**Do this**
Go through the data below. Pull out every line that has the word "JSON".

**Records shown**
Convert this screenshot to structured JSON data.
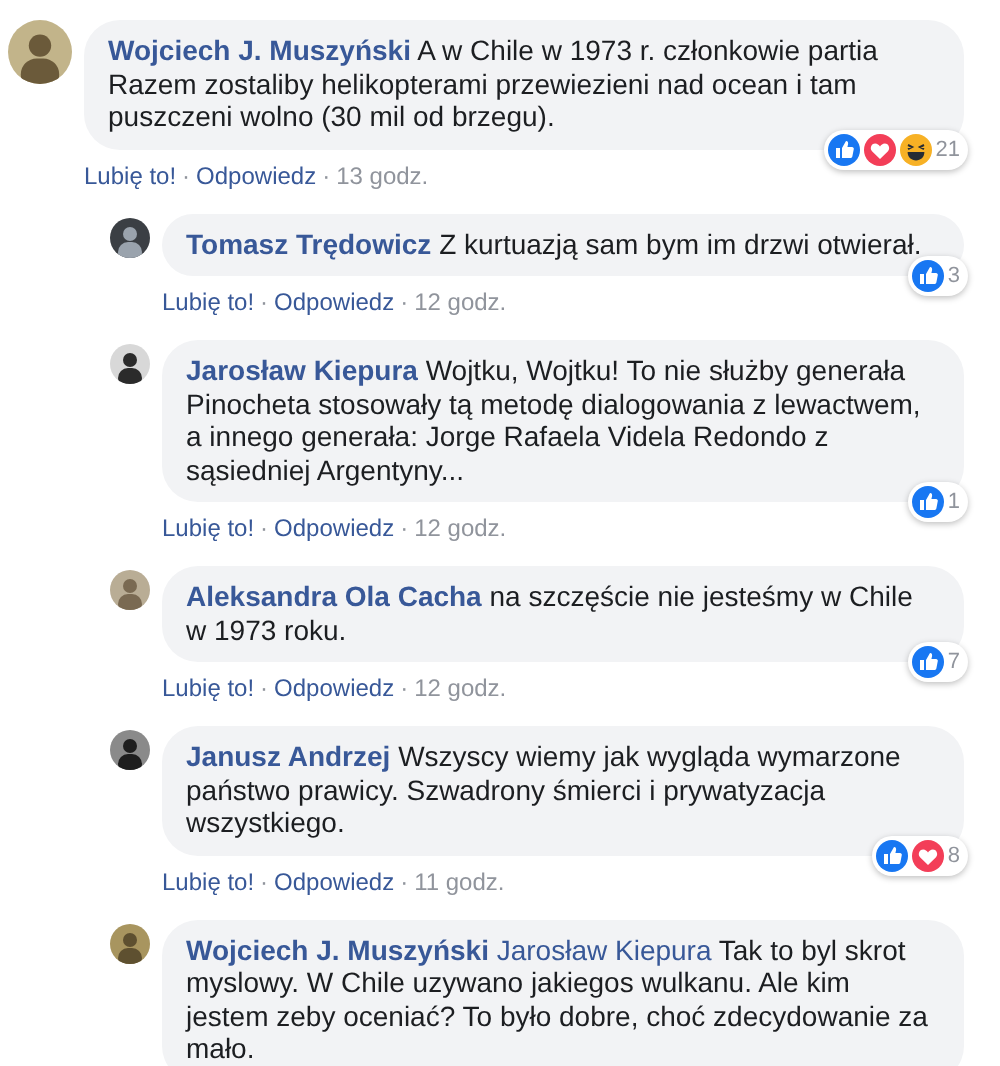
{
  "comments": [
    {
      "author": "Wojciech J. Muszyński",
      "text": "A w Chile w 1973 r. członkowie partia Razem zostaliby helikopterami przewiezieni nad ocean i tam puszczeni wolno (30 mil od brzegu).",
      "reply": false,
      "reactions": [
        {
          "kind": "like"
        },
        {
          "kind": "love"
        },
        {
          "kind": "haha"
        }
      ],
      "reaction_count": "21",
      "like": "Lubię to!",
      "separator": "·",
      "answer": "Odpowiedz",
      "time": "13 godz."
    },
    {
      "author": "Tomasz Trędowicz",
      "text": "Z kurtuazją sam bym im drzwi otwierał.",
      "reply": true,
      "reactions": [
        {
          "kind": "like"
        }
      ],
      "reaction_count": "3",
      "like": "Lubię to!",
      "separator": "·",
      "answer": "Odpowiedz",
      "time": "12 godz."
    },
    {
      "author": "Jarosław Kiepura",
      "text": "Wojtku, Wojtku! To nie służby generała Pinocheta stosowały tą metodę dialogowania z lewactwem, a innego generała: Jorge Rafaela Videla Redondo z sąsiedniej Argentyny...",
      "reply": true,
      "reactions": [
        {
          "kind": "like"
        }
      ],
      "reaction_count": "1",
      "like": "Lubię to!",
      "separator": "·",
      "answer": "Odpowiedz",
      "time": "12 godz."
    },
    {
      "author": "Aleksandra Ola Cacha",
      "text": "na szczęście nie jesteśmy w Chile w 1973 roku.",
      "reply": true,
      "reactions": [
        {
          "kind": "like"
        }
      ],
      "reaction_count": "7",
      "like": "Lubię to!",
      "separator": "·",
      "answer": "Odpowiedz",
      "time": "12 godz."
    },
    {
      "author": "Janusz Andrzej",
      "text": "Wszyscy wiemy jak wygląda wymarzone państwo prawicy. Szwadrony śmierci i prywatyzacja wszystkiego.",
      "reply": true,
      "reactions": [
        {
          "kind": "like"
        },
        {
          "kind": "love"
        }
      ],
      "reaction_count": "8",
      "like": "Lubię to!",
      "separator": "·",
      "answer": "Odpowiedz",
      "time": "11 godz."
    },
    {
      "author": "Wojciech J. Muszyński",
      "mention": "Jarosław Kiepura",
      "text": "Tak to byl skrot myslowy. W Chile uzywano jakiegos wulkanu. Ale kim jestem zeby oceniać? To było dobre, choć zdecydowanie za mało.",
      "reply": true
    }
  ]
}
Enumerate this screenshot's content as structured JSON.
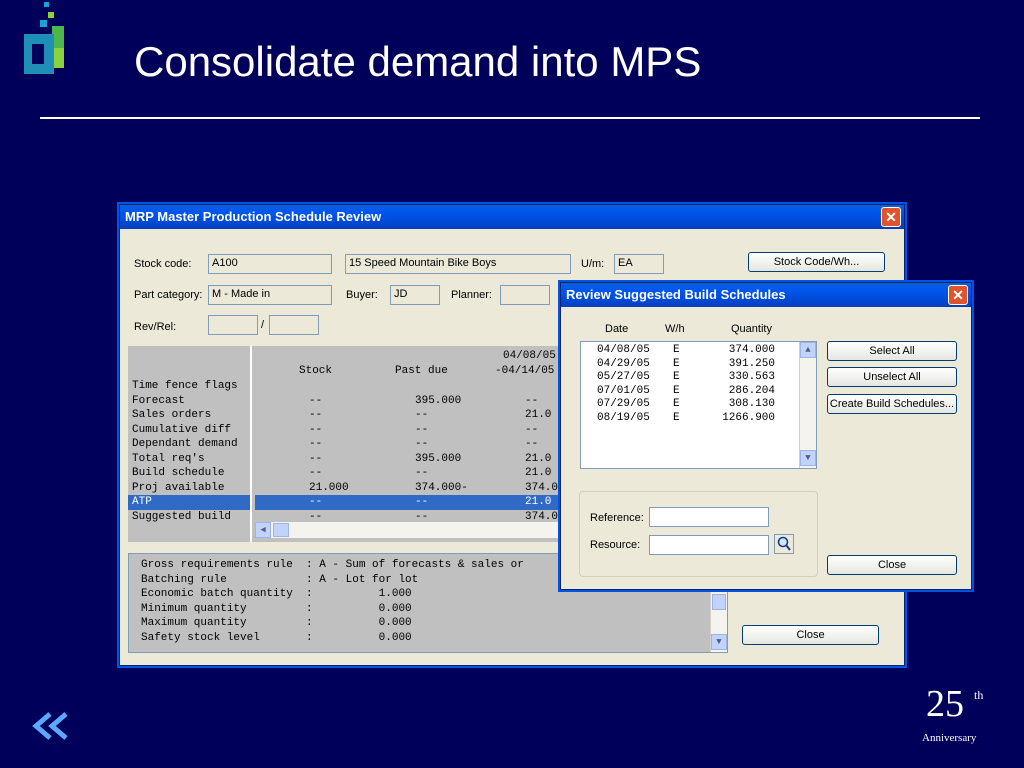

**Complete response**
Convert this screenshot to structured JSON data.
Enumerate this screenshot's content as structured JSON.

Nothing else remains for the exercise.